:: DATA SHOWN

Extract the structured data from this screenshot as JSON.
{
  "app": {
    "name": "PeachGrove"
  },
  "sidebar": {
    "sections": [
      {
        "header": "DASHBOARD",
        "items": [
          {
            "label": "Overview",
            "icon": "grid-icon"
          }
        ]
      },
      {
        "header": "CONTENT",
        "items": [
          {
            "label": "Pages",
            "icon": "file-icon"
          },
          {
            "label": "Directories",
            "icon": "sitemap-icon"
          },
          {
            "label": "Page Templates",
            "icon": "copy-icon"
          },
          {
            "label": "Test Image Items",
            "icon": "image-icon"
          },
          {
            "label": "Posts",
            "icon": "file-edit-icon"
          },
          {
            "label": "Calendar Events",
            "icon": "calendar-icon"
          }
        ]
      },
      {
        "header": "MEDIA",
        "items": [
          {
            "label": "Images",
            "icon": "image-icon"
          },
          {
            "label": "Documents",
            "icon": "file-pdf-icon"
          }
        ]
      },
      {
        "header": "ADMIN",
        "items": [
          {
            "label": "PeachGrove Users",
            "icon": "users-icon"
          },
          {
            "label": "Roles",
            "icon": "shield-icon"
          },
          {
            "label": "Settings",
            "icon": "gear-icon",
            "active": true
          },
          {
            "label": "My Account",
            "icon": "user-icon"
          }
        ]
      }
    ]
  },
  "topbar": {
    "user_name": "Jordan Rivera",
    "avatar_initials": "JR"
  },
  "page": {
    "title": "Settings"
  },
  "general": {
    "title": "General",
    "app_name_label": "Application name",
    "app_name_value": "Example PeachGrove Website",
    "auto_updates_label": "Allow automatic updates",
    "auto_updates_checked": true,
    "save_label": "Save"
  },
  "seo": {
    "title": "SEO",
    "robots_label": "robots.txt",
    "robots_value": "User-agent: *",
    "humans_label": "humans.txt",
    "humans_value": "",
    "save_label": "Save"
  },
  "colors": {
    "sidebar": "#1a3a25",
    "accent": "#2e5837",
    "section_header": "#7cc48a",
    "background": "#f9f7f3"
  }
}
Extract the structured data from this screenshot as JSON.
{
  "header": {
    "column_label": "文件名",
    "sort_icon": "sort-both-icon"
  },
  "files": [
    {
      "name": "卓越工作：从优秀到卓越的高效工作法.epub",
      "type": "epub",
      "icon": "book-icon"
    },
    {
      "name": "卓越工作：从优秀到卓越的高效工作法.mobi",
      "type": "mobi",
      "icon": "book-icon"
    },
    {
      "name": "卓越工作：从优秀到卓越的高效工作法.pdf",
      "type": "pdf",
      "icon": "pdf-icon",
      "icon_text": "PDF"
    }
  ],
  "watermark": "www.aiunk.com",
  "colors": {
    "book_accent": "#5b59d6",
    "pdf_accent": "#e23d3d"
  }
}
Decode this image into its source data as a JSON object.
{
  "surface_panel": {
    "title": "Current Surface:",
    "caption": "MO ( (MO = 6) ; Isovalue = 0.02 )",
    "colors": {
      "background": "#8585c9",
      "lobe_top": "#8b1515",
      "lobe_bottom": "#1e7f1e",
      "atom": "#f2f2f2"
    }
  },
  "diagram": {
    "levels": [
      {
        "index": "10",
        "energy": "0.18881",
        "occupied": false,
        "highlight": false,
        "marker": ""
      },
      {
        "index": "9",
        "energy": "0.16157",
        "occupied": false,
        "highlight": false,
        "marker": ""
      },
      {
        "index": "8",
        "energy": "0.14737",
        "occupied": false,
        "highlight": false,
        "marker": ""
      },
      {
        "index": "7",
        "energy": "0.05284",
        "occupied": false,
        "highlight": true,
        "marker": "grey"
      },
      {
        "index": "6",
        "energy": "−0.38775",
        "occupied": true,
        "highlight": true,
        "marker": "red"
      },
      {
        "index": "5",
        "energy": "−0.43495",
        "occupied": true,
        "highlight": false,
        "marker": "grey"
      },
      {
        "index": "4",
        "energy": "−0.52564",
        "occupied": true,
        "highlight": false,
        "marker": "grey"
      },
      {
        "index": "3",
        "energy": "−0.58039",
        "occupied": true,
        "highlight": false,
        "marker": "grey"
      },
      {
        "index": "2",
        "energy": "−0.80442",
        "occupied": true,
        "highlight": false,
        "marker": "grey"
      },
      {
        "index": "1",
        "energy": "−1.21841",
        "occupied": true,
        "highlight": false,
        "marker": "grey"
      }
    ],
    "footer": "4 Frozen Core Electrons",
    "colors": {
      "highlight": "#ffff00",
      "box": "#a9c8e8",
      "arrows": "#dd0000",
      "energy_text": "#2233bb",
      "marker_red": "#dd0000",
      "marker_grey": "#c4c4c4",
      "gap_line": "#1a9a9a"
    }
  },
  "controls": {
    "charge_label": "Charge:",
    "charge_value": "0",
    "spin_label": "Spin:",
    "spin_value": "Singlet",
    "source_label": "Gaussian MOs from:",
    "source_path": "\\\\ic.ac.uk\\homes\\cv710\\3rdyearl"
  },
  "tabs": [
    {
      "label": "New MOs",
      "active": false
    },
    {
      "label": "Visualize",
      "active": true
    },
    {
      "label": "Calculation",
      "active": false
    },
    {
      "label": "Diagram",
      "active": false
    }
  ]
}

::::

SHORT PROBLEM
Check the data for the word "从优秀到卓越的高效工作法" and pull out the lines that have it.

RESULT OF THIS TASK
      "name": "卓越工作：从优秀到卓越的高效工作法.epub",
      "name": "卓越工作：从优秀到卓越的高效工作法.mobi",
      "name": "卓越工作：从优秀到卓越的高效工作法.pdf",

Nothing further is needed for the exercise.